◆ DIRECTIVE 1: Based on the agreement text, what would lead Highbury's board to appoint Mr. Brog as a director, and how long would his term last?
* START SELECTION *
The Agreement further provides that if the Merger is not completed on or before July 16, 2010, or the merger agreement between Highbury and AMG with respect to the Merger (the “Merger Agreement”) is terminated, then the board of directors of Highbury will take all necessary action to appoint Mr. Brog to serve on the Highbury board of directors for a term expiring at the 2012 annual meeting of stockholders.  Highbury also has agreed to reimburse Peerless for $200,000 of its expenses incurred in the proxy contest with respect to the 2009 annual meeting of stockholders.  The parties also have agreed to customary mutual releases, covenants not to sue and non-disparagement provisions.
 
The Agreement will terminate upon the earliest of (i) the mutual agreement of the parties, (ii) consummation of the Merger, (iii) August 13, 2010 or (iv) the termination of the Merger Agreement.  The mutual releases and covenants not to sue will survive such termination.
 
The foregoing description of the Agreement is qualified in its entirety by the Agreement which is attached hereto as Exhibit 10.2 and incorporated herein by reference.

Item 6
Contracts, Arrangements, Understandings or Relationships With Respect to Securities of the Issuer.
* END SELECTION *
* START STORED ROWS *
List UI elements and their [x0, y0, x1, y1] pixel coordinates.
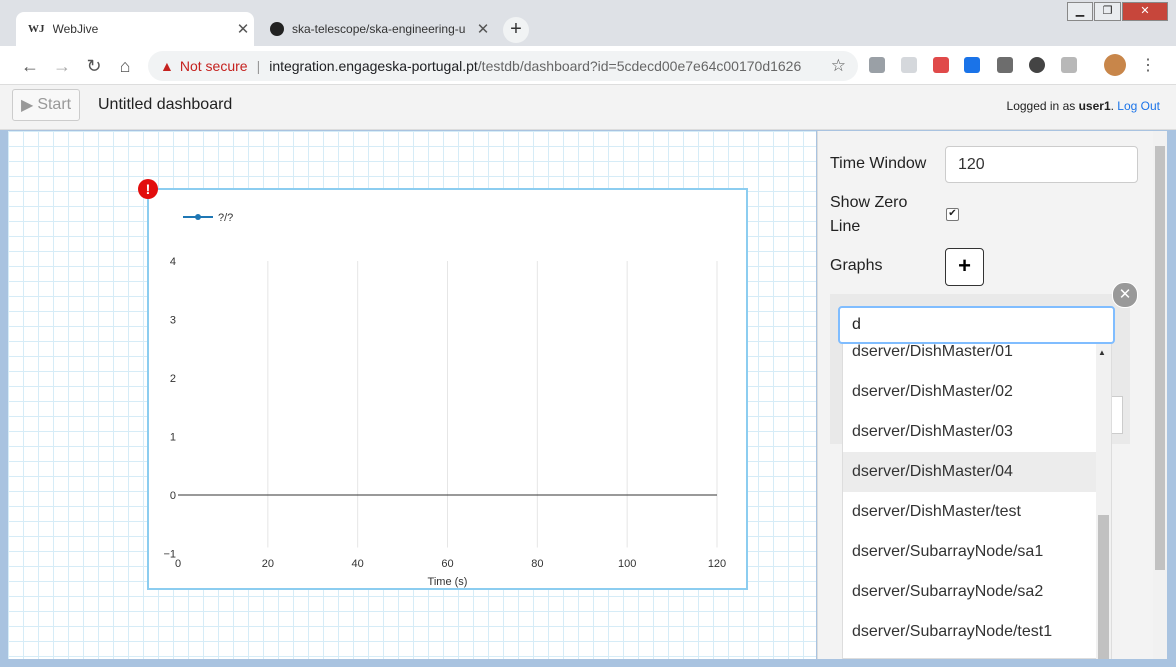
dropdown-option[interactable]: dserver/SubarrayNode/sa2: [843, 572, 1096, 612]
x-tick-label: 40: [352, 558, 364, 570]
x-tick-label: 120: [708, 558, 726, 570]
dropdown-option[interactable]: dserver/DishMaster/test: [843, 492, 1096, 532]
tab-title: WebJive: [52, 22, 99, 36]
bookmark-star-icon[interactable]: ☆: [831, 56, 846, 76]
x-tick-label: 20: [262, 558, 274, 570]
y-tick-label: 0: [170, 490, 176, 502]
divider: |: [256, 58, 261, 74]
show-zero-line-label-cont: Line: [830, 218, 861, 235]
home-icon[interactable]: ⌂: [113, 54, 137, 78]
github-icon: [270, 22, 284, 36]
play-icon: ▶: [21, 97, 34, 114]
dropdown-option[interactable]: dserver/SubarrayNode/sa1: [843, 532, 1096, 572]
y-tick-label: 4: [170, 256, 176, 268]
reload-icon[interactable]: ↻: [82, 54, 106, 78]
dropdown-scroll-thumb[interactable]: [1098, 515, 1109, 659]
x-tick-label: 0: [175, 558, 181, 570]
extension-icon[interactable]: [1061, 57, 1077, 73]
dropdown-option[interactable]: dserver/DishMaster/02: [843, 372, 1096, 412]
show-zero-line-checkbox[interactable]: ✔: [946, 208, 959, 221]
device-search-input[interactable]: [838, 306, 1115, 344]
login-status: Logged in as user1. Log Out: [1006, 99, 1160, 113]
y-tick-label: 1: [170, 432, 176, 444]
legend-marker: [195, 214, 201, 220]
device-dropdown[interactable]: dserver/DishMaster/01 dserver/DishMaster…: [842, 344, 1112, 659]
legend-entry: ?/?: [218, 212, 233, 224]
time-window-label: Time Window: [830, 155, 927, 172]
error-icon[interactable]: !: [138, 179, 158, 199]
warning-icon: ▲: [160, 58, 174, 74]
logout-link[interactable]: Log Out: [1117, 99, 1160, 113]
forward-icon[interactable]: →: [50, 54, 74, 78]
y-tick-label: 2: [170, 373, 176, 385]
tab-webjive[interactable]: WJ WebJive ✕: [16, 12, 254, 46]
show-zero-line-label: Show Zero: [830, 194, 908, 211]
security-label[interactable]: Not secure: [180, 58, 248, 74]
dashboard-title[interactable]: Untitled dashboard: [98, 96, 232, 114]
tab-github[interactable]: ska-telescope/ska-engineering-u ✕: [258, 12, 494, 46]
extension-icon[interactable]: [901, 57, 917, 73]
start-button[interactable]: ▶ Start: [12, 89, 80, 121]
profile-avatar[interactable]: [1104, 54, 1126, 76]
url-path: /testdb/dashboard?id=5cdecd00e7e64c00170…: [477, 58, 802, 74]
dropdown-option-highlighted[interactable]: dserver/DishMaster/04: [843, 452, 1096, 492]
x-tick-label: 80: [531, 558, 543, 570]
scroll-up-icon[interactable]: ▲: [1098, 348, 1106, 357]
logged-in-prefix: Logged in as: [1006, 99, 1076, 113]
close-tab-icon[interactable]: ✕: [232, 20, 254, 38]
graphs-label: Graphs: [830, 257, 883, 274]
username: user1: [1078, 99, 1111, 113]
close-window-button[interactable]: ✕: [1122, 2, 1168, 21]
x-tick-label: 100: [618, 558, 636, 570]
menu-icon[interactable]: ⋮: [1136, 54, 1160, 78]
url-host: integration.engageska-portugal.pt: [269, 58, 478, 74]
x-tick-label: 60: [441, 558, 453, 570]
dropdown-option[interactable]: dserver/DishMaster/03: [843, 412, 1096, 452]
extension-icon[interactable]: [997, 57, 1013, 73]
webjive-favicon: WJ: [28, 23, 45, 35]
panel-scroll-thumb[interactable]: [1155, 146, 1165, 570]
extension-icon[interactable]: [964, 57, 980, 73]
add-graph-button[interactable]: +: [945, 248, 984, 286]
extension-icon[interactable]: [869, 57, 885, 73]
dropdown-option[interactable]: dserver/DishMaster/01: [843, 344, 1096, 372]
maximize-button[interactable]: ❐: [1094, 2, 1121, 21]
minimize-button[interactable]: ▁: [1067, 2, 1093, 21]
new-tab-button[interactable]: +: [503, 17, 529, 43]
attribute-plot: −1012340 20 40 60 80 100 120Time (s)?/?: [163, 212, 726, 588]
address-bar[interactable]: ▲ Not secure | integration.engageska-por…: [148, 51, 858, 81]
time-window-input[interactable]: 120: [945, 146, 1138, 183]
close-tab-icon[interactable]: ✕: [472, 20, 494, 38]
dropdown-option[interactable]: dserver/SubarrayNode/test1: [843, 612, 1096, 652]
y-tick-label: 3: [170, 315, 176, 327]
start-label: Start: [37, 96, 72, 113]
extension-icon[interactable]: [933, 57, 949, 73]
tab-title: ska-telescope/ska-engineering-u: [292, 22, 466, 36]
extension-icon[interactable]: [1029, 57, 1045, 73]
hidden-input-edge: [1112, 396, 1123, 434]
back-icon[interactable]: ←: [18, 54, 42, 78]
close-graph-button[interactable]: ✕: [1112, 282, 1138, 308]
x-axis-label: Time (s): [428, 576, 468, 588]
* END STORED ROWS *
* START STORED ROWS *
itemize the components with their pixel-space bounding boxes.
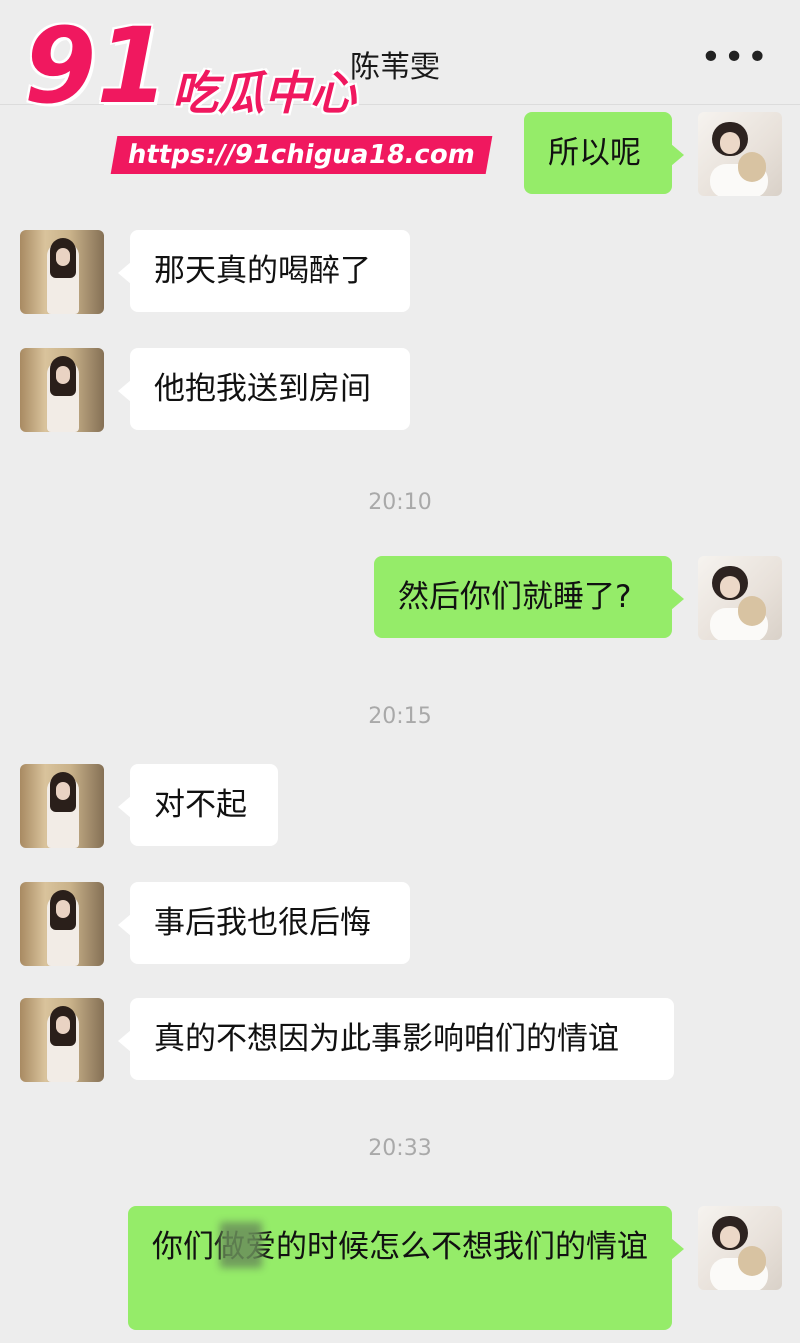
* END STORED ROWS *
* START STORED ROWS *
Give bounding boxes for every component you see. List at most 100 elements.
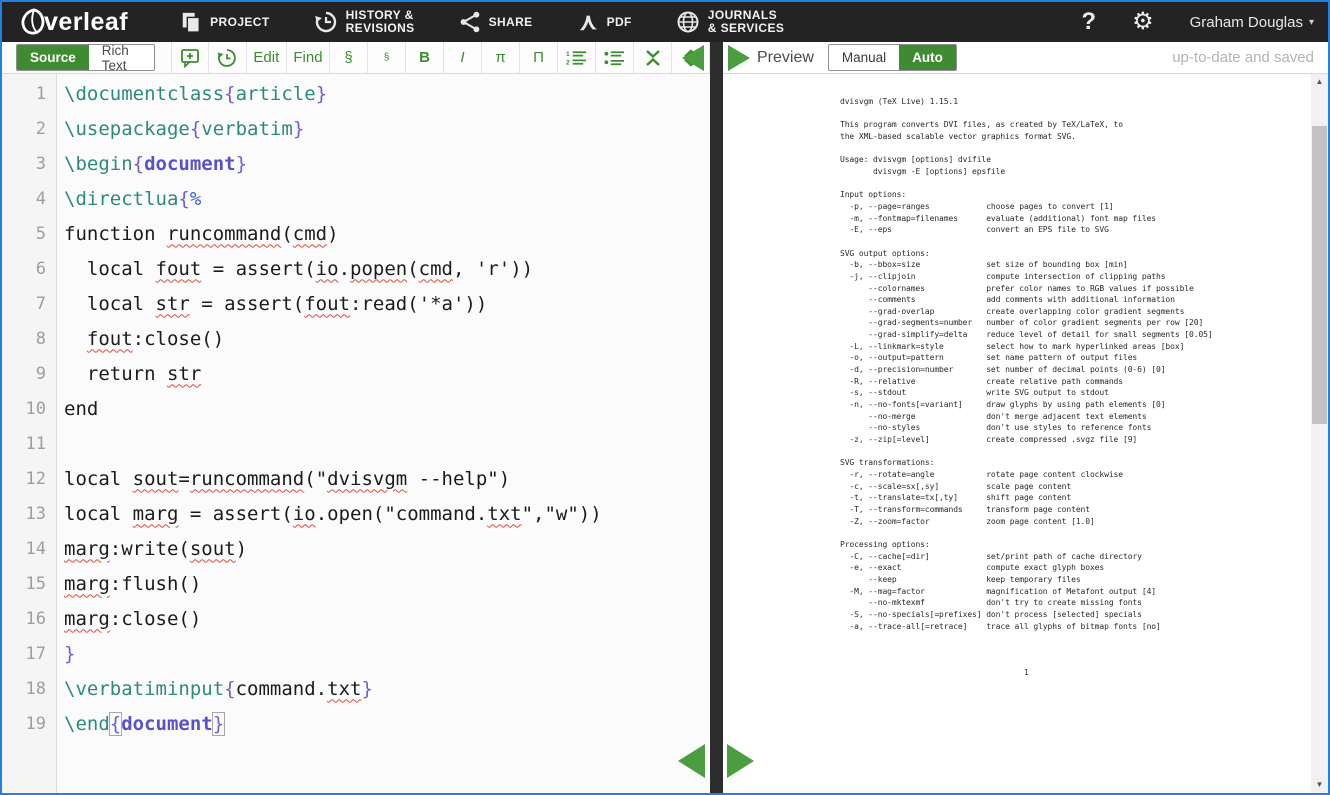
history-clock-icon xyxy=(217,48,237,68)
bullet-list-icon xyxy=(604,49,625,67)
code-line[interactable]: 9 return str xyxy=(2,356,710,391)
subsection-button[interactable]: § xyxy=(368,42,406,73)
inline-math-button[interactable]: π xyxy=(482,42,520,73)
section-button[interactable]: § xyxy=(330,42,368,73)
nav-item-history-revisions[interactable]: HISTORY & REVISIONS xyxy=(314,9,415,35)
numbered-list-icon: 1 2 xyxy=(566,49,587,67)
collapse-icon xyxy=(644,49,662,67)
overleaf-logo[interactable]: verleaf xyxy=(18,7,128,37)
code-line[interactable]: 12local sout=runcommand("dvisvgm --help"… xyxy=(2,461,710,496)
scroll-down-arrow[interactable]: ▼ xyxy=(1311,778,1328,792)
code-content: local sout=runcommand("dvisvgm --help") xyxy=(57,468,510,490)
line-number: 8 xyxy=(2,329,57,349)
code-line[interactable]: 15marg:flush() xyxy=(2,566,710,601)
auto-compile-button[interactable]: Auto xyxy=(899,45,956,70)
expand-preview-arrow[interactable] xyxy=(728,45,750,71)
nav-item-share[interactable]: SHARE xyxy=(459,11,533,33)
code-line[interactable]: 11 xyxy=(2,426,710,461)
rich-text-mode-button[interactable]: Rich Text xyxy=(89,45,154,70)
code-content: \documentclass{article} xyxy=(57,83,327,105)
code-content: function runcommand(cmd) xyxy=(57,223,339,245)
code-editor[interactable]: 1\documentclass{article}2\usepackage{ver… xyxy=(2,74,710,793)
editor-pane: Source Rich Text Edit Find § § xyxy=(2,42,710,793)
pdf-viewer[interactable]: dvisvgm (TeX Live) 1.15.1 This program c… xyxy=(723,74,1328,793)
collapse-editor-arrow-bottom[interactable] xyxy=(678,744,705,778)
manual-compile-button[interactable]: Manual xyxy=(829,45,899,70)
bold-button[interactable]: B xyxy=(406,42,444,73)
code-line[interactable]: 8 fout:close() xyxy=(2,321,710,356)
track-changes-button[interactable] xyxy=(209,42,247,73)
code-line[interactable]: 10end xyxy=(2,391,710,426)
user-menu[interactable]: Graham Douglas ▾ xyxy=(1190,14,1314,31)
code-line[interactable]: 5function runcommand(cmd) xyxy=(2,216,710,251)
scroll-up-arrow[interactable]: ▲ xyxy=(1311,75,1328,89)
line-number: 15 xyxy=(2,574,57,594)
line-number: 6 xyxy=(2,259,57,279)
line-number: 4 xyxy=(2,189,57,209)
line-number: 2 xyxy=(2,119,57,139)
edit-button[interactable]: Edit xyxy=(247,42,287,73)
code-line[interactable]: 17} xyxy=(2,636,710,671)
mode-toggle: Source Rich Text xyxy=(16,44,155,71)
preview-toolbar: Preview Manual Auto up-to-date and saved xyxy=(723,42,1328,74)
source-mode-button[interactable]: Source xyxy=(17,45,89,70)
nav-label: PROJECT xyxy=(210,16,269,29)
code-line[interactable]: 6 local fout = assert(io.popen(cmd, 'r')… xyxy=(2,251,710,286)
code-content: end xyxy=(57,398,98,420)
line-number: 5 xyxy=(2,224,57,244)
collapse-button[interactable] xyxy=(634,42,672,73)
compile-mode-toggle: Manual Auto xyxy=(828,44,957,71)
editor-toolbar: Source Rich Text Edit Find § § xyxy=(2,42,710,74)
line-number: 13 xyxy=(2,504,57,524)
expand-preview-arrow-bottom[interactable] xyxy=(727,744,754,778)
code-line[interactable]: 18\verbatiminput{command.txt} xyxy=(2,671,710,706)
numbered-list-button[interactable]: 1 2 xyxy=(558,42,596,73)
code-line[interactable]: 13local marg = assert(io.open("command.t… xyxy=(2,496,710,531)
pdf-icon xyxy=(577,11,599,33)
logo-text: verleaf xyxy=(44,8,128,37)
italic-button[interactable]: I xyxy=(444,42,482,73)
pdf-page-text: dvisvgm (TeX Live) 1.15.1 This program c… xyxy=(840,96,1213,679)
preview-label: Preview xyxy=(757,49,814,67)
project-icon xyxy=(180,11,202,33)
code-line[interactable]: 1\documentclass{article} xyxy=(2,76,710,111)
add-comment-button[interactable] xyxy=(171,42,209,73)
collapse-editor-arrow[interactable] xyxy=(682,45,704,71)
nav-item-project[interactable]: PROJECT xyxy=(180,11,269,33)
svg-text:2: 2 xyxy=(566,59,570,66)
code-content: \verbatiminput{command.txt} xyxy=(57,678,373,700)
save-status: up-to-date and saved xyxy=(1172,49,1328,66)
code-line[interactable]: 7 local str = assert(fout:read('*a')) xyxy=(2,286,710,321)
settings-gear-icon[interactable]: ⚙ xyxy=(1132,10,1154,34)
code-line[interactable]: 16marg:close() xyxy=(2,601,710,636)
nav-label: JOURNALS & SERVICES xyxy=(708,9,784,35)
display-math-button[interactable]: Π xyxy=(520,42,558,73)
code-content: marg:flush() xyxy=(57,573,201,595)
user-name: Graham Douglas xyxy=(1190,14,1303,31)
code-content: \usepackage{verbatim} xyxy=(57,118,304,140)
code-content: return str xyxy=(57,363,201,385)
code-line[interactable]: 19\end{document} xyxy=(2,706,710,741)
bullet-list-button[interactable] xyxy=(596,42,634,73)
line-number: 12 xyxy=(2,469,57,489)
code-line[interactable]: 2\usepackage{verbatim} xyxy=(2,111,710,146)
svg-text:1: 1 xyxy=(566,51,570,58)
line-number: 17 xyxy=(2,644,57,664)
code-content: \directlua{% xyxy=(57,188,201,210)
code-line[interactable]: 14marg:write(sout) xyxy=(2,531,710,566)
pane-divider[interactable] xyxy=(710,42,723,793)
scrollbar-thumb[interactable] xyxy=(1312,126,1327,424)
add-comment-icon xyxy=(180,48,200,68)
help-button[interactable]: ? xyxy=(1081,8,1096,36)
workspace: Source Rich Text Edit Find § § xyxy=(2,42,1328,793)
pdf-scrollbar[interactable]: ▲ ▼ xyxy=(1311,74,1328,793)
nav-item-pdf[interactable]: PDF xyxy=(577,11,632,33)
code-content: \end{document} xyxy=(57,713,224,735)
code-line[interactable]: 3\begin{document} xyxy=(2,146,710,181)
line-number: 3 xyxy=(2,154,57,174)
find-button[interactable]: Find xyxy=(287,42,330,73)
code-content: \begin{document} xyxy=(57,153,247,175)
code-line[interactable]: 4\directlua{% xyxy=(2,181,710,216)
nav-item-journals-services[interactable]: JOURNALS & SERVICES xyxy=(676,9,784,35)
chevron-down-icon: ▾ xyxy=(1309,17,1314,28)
* END STORED ROWS *
◆ DIRECTIVE 2: In the rows, from the line with "List UI elements" up to and including the line with "y-tick-label: 1: [170, 432, 176, 444]", substitute "menu-option" for "dropdown-option" and write those lines out again, leaving the picture out.

◆ TASK ANSWER 1: Highbury's board would appoint Mr. Brog if the Merger isn't completed on or before July 16, 2010, or if the Merger Agreement between Highbury and AMG is terminated. His term would run until the 2012 annual meeting of stockholders.

◆ TASK ANSWER 2:
List UI elements and their [x0, y0, x1, y1] pixel coordinates.
menu-option[interactable]: dserver/SubarrayNode/sa2: [843, 572, 1096, 612]
x-tick-label: 40: [352, 558, 364, 570]
x-tick-label: 120: [708, 558, 726, 570]
menu-option[interactable]: dserver/DishMaster/test: [843, 492, 1096, 532]
tab-title: WebJive: [52, 22, 99, 36]
bookmark-star-icon[interactable]: ☆: [831, 56, 846, 76]
x-tick-label: 20: [262, 558, 274, 570]
y-tick-label: 0: [170, 490, 176, 502]
divider: |: [256, 58, 261, 74]
show-zero-line-label-cont: Line: [830, 218, 861, 235]
home-icon[interactable]: ⌂: [113, 54, 137, 78]
github-icon: [270, 22, 284, 36]
play-icon: ▶: [21, 97, 34, 114]
menu-option[interactable]: dserver/SubarrayNode/sa1: [843, 532, 1096, 572]
y-tick-label: 4: [170, 256, 176, 268]
reload-icon[interactable]: ↻: [82, 54, 106, 78]
dropdown-scroll-thumb[interactable]: [1098, 515, 1109, 659]
x-tick-label: 0: [175, 558, 181, 570]
extension-icon[interactable]: [1061, 57, 1077, 73]
menu-option[interactable]: dserver/DishMaster/02: [843, 372, 1096, 412]
show-zero-line-checkbox[interactable]: ✔: [946, 208, 959, 221]
device-search-input[interactable]: [838, 306, 1115, 344]
login-status: Logged in as user1. Log Out: [1006, 99, 1160, 113]
y-tick-label: 1: [170, 432, 176, 444]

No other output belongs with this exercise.